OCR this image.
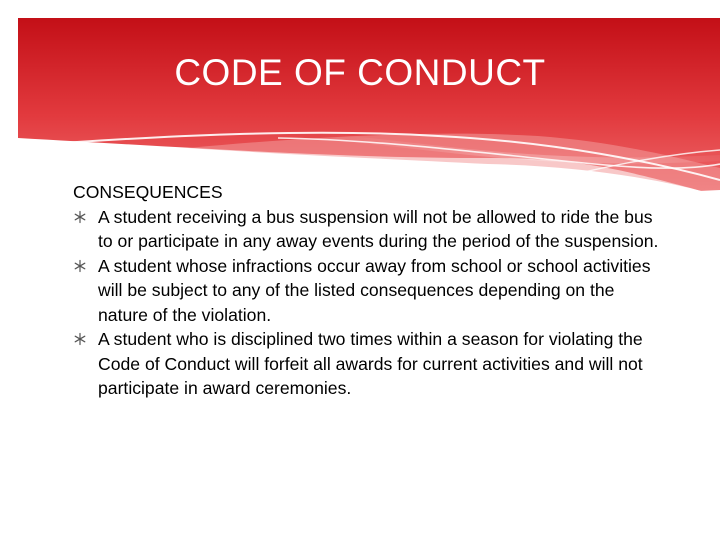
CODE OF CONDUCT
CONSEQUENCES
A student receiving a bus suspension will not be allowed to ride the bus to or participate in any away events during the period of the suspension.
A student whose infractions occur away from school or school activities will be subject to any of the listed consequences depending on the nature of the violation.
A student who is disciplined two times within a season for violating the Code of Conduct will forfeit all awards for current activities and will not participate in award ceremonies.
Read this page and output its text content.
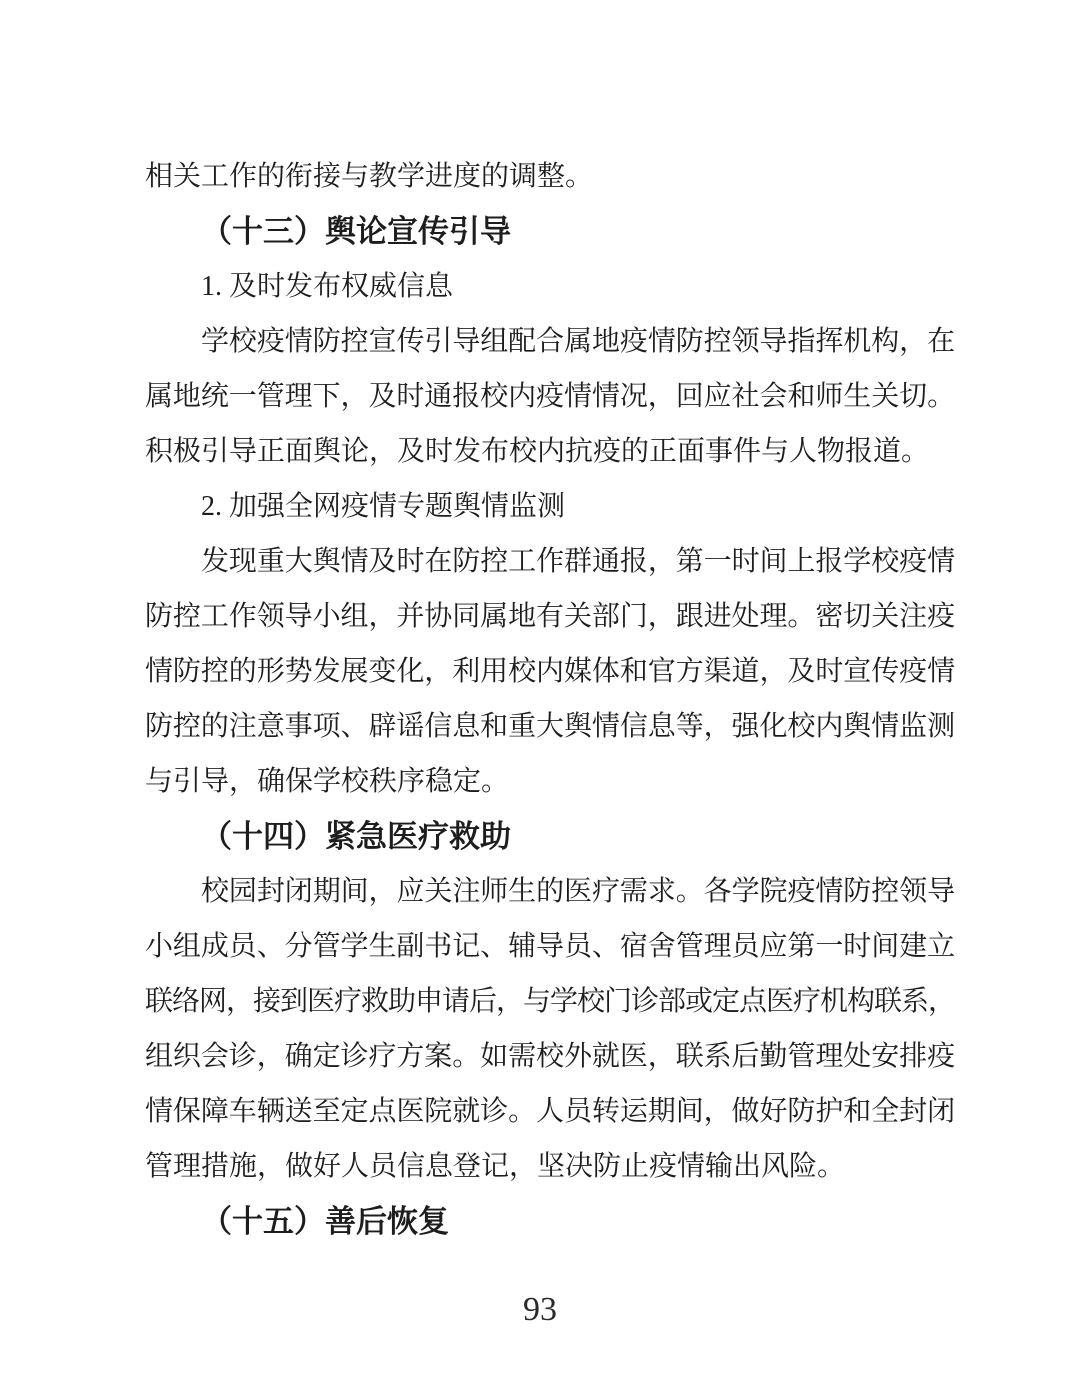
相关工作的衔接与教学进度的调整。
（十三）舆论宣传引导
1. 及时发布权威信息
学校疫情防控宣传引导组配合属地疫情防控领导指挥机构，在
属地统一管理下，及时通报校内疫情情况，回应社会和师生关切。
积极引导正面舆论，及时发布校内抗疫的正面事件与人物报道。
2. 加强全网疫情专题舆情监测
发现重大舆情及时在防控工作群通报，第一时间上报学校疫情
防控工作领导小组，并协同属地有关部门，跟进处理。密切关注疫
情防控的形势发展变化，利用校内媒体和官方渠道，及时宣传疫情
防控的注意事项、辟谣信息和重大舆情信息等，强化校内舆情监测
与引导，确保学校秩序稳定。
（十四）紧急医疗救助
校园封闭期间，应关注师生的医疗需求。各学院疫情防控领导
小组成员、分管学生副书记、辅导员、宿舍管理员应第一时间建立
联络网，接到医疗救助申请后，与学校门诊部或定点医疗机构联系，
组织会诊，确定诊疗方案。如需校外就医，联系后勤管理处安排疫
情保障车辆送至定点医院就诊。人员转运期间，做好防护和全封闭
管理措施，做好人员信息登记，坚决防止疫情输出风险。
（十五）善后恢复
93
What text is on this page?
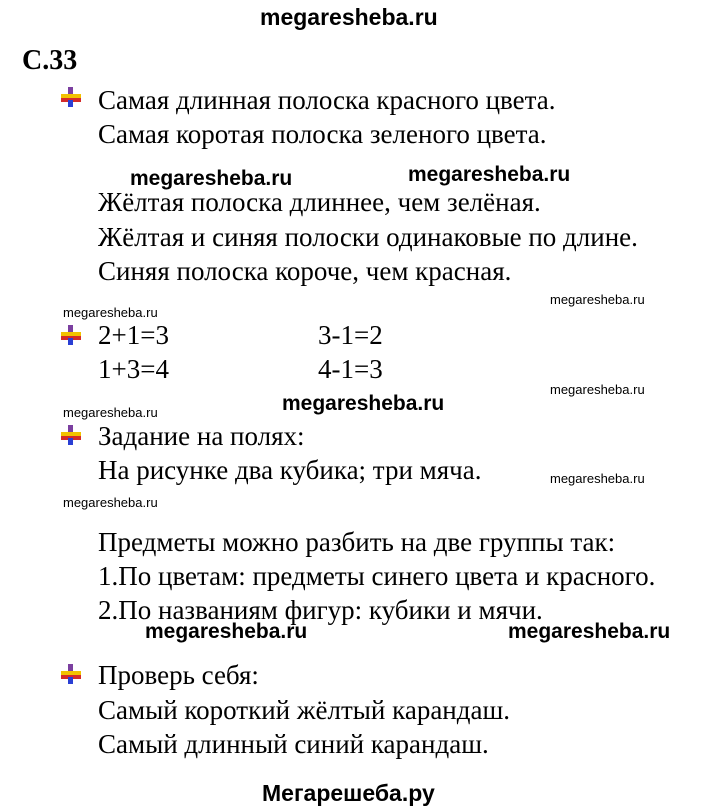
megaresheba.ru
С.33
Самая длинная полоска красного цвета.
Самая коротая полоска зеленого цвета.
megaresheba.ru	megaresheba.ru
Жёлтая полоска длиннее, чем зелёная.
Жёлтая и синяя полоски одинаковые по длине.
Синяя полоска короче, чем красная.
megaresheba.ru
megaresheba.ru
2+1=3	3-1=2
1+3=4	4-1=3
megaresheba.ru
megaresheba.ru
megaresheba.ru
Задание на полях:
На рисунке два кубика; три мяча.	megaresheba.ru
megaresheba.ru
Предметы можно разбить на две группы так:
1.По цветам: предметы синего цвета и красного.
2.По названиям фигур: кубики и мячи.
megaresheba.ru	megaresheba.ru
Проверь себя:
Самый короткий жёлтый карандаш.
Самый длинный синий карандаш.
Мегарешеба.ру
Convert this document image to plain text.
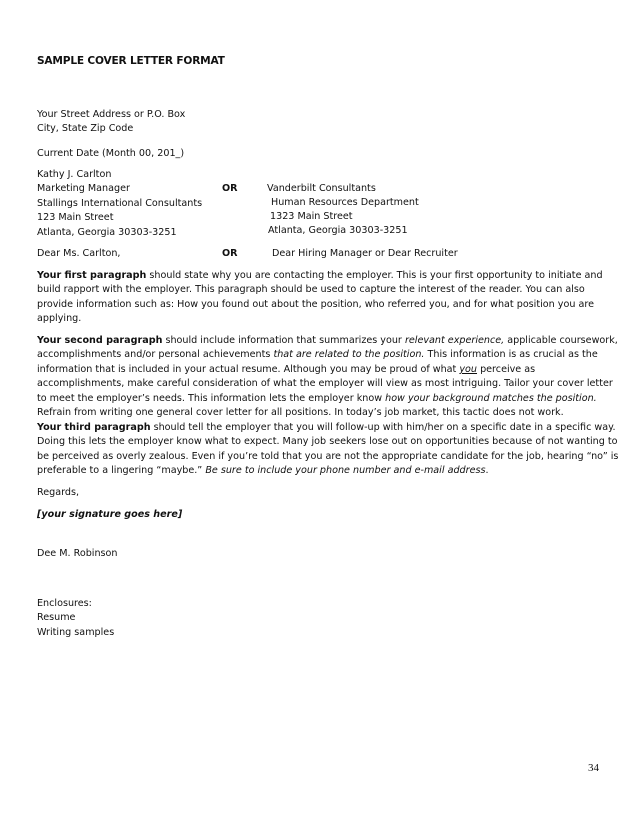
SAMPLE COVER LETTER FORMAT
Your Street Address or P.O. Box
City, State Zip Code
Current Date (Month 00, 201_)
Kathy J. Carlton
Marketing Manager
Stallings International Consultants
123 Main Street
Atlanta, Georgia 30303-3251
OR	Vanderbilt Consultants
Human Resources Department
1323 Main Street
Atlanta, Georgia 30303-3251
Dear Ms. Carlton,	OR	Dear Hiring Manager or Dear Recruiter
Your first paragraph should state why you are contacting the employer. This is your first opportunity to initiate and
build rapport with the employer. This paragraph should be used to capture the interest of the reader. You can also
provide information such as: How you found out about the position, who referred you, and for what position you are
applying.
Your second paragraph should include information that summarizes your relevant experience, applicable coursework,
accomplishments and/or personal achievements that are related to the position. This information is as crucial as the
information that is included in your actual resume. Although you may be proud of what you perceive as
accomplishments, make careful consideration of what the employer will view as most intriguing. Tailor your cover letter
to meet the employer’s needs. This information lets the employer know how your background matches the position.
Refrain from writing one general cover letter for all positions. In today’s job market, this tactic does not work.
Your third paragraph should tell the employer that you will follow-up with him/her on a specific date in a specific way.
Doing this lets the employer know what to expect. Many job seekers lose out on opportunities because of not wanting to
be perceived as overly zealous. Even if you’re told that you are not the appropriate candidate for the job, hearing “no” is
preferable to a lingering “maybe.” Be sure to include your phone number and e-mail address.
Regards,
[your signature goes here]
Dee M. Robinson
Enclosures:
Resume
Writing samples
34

- _Exercise objective_: Write the entries above out again exactly, but not the pictures.

- _Correct response_:
OCR this image.
CODE OF CONDUCT
CONSEQUENCES
A student receiving a bus suspension will not be allowed to ride the bus to or participate in any away events during the period of the suspension.
A student whose infractions occur away from school or school activities will be subject to any of the listed consequences depending on the nature of the violation.
A student who is disciplined two times within a season for violating the Code of Conduct will forfeit all awards for current activities and will not participate in award ceremonies.
Read this page and output its text content.
相关工作的衔接与教学进度的调整。
（十三）舆论宣传引导
1. 及时发布权威信息
学校疫情防控宣传引导组配合属地疫情防控领导指挥机构，在
属地统一管理下，及时通报校内疫情情况，回应社会和师生关切。
积极引导正面舆论，及时发布校内抗疫的正面事件与人物报道。
2. 加强全网疫情专题舆情监测
发现重大舆情及时在防控工作群通报，第一时间上报学校疫情
防控工作领导小组，并协同属地有关部门，跟进处理。密切关注疫
情防控的形势发展变化，利用校内媒体和官方渠道，及时宣传疫情
防控的注意事项、辟谣信息和重大舆情信息等，强化校内舆情监测
与引导，确保学校秩序稳定。
（十四）紧急医疗救助
校园封闭期间，应关注师生的医疗需求。各学院疫情防控领导
小组成员、分管学生副书记、辅导员、宿舍管理员应第一时间建立
联络网，接到医疗救助申请后，与学校门诊部或定点医疗机构联系，
组织会诊，确定诊疗方案。如需校外就医，联系后勤管理处安排疫
情保障车辆送至定点医院就诊。人员转运期间，做好防护和全封闭
管理措施，做好人员信息登记，坚决防止疫情输出风险。
（十五）善后恢复
93
What text is on this page?
megaresheba.ru
С.33
Самая длинная полоска красного цвета.
Самая коротая полоска зеленого цвета.
megaresheba.ru	megaresheba.ru
Жёлтая полоска длиннее, чем зелёная.
Жёлтая и синяя полоски одинаковые по длине.
Синяя полоска короче, чем красная.
megaresheba.ru
megaresheba.ru
2+1=3	3-1=2
1+3=4	4-1=3
megaresheba.ru
megaresheba.ru
megaresheba.ru
Задание на полях:
На рисунке два кубика; три мяча.	megaresheba.ru
megaresheba.ru
Предметы можно разбить на две группы так:
1.По цветам: предметы синего цвета и красного.
2.По названиям фигур: кубики и мячи.
megaresheba.ru	megaresheba.ru
Проверь себя:
Самый короткий жёлтый карандаш.
Самый длинный синий карандаш.
Мегарешеба.ру
Convert this document image to plain text.
SAMPLE COVER LETTER FORMAT
Your Street Address or P.O. Box
City, State Zip Code
Current Date (Month 00, 201_)
Kathy J. Carlton
Marketing Manager
Stallings International Consultants
123 Main Street
Atlanta, Georgia 30303-3251
OR	Vanderbilt Consultants
Human Resources Department
1323 Main Street
Atlanta, Georgia 30303-3251
Dear Ms. Carlton,	OR	Dear Hiring Manager or Dear Recruiter
Your first paragraph should state why you are contacting the employer. This is your first opportunity to initiate and
build rapport with the employer. This paragraph should be used to capture the interest of the reader. You can also
provide information such as: How you found out about the position, who referred you, and for what position you are
applying.
Your second paragraph should include information that summarizes your relevant experience, applicable coursework,
accomplishments and/or personal achievements that are related to the position. This information is as crucial as the
information that is included in your actual resume. Although you may be proud of what you perceive as
accomplishments, make careful consideration of what the employer will view as most intriguing. Tailor your cover letter
to meet the employer’s needs. This information lets the employer know how your background matches the position.
Refrain from writing one general cover letter for all positions. In today’s job market, this tactic does not work.
Your third paragraph should tell the employer that you will follow-up with him/her on a specific date in a specific way.
Doing this lets the employer know what to expect. Many job seekers lose out on opportunities because of not wanting to
be perceived as overly zealous. Even if you’re told that you are not the appropriate candidate for the job, hearing “no” is
preferable to a lingering “maybe.” Be sure to include your phone number and e-mail address.
Regards,
[your signature goes here]
Dee M. Robinson
Enclosures:
Resume
Writing samples
34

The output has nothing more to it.